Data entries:
start

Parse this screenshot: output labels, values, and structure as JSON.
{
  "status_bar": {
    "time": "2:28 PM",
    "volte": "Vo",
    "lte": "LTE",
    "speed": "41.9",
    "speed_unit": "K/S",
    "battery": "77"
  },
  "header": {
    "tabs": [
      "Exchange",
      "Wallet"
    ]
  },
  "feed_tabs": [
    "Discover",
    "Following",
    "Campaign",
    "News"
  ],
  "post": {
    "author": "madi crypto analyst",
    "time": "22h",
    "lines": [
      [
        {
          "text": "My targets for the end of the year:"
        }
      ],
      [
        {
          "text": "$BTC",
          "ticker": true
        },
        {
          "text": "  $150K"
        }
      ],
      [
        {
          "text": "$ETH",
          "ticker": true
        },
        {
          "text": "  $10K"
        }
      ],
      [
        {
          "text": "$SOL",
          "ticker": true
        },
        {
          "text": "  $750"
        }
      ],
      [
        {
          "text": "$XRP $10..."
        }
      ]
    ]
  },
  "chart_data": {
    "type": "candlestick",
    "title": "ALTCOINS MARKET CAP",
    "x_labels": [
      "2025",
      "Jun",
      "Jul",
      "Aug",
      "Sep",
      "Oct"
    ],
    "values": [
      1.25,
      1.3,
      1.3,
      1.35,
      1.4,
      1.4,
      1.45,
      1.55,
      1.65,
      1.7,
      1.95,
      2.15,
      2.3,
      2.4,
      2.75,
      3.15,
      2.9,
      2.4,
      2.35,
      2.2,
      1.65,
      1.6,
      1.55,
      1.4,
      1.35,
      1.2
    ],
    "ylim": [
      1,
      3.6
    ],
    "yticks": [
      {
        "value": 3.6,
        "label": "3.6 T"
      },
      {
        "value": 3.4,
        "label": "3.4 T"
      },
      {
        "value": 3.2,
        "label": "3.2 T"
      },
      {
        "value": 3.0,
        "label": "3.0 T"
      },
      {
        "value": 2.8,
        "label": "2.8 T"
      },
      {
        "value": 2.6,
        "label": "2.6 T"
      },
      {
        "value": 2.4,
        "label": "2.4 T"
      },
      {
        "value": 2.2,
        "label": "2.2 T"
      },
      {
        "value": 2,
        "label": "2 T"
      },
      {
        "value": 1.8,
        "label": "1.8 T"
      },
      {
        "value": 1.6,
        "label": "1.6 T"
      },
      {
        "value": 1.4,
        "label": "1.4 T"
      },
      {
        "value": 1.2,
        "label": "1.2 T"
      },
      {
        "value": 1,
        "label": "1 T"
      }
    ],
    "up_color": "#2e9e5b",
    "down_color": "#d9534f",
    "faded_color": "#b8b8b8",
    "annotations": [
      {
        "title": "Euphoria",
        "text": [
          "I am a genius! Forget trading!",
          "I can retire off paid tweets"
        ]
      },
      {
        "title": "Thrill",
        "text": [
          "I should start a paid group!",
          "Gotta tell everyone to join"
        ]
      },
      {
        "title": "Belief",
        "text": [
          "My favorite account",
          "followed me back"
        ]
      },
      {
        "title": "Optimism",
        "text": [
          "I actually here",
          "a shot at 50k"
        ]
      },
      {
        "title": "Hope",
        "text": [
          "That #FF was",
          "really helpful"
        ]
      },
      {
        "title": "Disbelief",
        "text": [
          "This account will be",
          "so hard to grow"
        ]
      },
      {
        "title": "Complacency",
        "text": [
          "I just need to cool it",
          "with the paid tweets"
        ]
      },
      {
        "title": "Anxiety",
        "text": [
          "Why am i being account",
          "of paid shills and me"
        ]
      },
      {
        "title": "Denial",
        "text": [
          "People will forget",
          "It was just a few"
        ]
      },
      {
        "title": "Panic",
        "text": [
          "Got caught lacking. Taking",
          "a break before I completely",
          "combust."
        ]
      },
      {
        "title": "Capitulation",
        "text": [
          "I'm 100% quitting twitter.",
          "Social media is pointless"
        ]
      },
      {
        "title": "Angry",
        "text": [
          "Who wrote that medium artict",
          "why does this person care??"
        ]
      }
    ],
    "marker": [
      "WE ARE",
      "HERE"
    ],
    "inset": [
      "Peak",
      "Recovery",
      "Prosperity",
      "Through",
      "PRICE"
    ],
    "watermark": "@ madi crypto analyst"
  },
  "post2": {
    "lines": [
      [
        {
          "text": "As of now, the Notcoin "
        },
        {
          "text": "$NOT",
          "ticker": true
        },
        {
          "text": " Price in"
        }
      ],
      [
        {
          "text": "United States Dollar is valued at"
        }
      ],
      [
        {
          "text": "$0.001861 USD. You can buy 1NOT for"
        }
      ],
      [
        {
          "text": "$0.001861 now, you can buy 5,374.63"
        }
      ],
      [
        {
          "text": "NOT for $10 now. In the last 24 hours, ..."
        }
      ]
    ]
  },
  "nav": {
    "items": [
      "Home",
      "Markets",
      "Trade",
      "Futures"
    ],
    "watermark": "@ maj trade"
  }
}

end

To do: Pull out every line in the data above that has the word "account".

Answer for the task:
          "My favorite account",
          "This account will be",
          "Why am i being account",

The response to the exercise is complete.